Task to complete:
Hunt for the word "фону" across the entries below, copying each line that holds it.

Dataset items
------------------------
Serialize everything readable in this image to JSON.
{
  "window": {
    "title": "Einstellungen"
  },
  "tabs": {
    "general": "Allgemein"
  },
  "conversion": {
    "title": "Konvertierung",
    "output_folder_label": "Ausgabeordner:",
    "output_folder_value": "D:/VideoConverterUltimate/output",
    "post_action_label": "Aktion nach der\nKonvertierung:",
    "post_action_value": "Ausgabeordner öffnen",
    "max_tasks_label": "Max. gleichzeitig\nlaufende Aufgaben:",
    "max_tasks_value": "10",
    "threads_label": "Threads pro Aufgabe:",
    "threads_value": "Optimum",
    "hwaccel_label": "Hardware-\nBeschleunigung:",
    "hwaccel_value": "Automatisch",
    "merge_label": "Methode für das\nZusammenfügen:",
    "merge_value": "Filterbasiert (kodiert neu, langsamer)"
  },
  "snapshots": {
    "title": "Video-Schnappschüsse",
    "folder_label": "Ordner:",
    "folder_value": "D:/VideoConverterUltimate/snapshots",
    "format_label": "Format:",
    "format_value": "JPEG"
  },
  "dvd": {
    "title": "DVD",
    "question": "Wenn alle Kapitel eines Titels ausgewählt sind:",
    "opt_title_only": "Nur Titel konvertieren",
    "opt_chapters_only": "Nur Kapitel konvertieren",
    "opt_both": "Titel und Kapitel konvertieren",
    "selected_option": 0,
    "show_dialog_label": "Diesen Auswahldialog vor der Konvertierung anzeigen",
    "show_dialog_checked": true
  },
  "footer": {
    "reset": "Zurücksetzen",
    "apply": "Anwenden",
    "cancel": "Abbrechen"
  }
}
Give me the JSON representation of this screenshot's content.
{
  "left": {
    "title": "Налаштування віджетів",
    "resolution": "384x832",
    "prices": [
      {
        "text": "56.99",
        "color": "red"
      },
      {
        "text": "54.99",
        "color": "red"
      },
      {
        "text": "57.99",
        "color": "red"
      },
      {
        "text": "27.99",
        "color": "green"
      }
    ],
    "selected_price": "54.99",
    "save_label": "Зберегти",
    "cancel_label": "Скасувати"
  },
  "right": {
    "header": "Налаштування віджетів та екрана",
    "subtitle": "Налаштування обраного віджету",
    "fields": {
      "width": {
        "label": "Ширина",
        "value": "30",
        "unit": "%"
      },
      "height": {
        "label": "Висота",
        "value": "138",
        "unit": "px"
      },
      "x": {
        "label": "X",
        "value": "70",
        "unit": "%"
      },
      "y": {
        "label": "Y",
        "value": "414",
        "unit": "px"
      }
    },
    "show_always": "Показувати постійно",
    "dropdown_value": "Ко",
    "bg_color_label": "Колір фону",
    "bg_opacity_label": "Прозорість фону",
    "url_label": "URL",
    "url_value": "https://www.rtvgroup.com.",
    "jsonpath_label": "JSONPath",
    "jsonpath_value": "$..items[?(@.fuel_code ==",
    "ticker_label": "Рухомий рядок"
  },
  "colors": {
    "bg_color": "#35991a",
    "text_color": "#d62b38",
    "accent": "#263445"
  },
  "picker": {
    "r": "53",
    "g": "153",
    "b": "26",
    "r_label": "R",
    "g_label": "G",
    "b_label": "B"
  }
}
------------------------
The solution:
    "bg_color_label": "Колір фону",
    "bg_opacity_label": "Прозорість фону",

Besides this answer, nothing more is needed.